§ INSTRUCTIONS FOR THE TASK
Check each line of the listing below for the word "Basic" and say how many lines have it. Nothing else should be written.
## begin EXERCISE MATERIALS
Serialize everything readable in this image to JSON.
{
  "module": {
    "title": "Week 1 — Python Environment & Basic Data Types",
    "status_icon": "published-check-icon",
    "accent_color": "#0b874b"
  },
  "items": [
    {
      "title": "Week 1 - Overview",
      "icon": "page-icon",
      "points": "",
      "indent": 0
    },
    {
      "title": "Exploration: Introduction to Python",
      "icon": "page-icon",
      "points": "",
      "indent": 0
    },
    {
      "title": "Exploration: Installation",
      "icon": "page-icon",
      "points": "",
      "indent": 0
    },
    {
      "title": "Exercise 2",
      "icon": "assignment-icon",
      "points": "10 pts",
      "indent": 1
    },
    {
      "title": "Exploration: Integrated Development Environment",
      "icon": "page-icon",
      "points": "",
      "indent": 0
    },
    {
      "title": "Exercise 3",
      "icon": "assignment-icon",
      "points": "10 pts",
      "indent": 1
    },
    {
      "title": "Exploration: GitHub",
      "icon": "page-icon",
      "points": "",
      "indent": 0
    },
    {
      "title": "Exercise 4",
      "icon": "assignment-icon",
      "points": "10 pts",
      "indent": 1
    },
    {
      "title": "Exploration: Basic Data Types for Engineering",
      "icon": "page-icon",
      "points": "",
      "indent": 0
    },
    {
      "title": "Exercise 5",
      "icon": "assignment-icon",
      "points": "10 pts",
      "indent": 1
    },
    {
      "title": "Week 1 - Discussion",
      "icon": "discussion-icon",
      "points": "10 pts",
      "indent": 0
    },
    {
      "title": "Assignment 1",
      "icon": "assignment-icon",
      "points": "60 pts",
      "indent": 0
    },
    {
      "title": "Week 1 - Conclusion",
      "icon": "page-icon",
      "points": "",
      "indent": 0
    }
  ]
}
## end EXERCISE MATERIALS
§ EXERCISE SOLUTION
2